» **Work to complete**
Please change "code-token" to "syntax-token" everywhere in the listing, from the line with "line-number: 4 [32,108,39,121]" up to and including the line with "vertical-scrollbar[interactable] [488,103,492,373]". Return only those lines, with nothing else altered.

Extracted records

****

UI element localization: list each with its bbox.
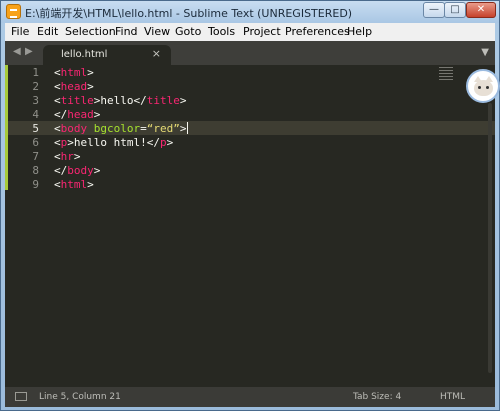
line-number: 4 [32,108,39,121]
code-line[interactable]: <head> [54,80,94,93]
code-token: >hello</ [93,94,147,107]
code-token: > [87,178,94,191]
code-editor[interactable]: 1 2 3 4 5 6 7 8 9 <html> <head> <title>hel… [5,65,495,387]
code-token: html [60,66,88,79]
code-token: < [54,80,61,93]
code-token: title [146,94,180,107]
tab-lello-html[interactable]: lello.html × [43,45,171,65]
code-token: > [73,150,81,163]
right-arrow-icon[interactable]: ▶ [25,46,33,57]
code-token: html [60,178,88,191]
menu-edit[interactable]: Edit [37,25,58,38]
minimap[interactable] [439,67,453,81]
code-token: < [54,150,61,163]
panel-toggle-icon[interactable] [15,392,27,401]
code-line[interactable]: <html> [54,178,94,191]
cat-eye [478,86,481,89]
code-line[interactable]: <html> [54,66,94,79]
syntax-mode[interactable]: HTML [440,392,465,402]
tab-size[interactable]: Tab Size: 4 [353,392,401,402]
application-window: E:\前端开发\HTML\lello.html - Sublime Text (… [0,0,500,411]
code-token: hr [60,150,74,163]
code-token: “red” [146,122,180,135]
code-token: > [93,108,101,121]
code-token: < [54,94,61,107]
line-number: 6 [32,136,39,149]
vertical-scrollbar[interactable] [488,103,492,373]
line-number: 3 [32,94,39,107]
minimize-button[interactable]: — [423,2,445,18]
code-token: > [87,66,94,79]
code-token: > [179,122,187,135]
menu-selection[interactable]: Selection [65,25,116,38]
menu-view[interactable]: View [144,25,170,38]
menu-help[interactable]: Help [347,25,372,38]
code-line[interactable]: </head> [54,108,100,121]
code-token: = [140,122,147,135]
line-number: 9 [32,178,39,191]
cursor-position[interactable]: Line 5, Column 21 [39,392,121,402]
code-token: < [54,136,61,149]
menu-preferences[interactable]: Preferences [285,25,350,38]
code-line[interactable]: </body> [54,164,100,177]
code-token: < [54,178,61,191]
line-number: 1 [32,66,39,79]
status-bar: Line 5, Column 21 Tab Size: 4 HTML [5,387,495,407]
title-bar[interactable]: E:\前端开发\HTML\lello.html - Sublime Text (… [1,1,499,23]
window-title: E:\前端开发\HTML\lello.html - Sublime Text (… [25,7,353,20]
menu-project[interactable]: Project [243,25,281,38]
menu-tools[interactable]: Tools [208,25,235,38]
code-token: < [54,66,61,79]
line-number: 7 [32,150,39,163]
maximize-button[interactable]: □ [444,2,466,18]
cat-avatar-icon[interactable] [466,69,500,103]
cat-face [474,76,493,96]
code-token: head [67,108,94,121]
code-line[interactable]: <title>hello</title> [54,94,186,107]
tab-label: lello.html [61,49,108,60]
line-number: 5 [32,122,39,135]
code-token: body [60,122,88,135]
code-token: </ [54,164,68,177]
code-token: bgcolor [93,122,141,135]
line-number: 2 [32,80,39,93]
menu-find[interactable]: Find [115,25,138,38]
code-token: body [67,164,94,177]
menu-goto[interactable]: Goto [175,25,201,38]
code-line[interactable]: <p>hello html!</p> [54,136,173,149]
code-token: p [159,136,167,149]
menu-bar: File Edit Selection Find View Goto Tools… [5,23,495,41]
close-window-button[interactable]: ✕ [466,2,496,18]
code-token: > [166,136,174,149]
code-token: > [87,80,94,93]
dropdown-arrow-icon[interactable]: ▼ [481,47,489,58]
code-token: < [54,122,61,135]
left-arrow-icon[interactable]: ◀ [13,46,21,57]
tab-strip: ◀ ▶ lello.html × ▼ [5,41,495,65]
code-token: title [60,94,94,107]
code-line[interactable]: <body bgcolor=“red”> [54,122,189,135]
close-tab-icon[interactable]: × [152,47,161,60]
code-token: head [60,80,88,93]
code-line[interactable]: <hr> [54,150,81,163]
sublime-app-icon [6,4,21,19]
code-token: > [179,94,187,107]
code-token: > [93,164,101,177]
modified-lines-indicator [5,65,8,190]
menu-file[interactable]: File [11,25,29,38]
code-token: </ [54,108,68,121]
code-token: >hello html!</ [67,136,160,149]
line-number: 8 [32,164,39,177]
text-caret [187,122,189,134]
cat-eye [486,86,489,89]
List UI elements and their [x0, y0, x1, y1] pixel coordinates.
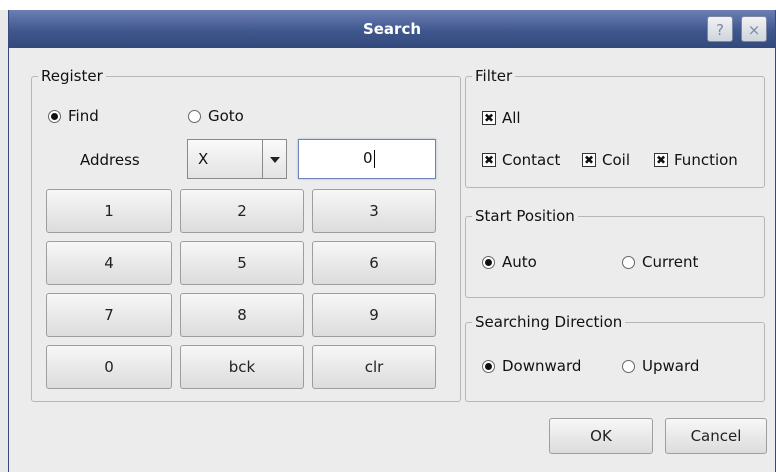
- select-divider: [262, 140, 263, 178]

****

» **Result for this task**
line-number: 4 [32,108,39,121]
code-line[interactable]: <head> [54,80,94,93]
syntax-token: >hello</ [93,94,147,107]
syntax-token: > [87,178,94,191]
code-editor[interactable]: 1 2 3 4 5 6 7 8 9 <html> <head> <title>hel… [5,65,495,387]
syntax-token: html [60,66,88,79]
syntax-token: < [54,80,61,93]
syntax-token: title [146,94,180,107]
tab-lello-html[interactable]: lello.html × [43,45,171,65]
syntax-token: > [73,150,81,163]
right-arrow-icon[interactable]: ▶ [25,46,33,57]
syntax-token: html [60,178,88,191]
menu-edit[interactable]: Edit [37,25,58,38]
minimap[interactable] [439,67,453,81]
syntax-token: < [54,150,61,163]
panel-toggle-icon[interactable] [15,392,27,401]
code-line[interactable]: <html> [54,178,94,191]
cat-eye [478,86,481,89]
code-line[interactable]: <html> [54,66,94,79]
syntax-mode[interactable]: HTML [440,392,465,402]
tab-size[interactable]: Tab Size: 4 [353,392,401,402]
application-window: E:\前端开发\HTML\lello.html - Sublime Text (… [0,0,500,411]
syntax-token: hr [60,150,74,163]
syntax-token: “red” [146,122,180,135]
syntax-token: > [93,108,101,121]
syntax-token: < [54,94,61,107]
line-number: 6 [32,136,39,149]
vertical-scrollbar[interactable] [488,103,492,373]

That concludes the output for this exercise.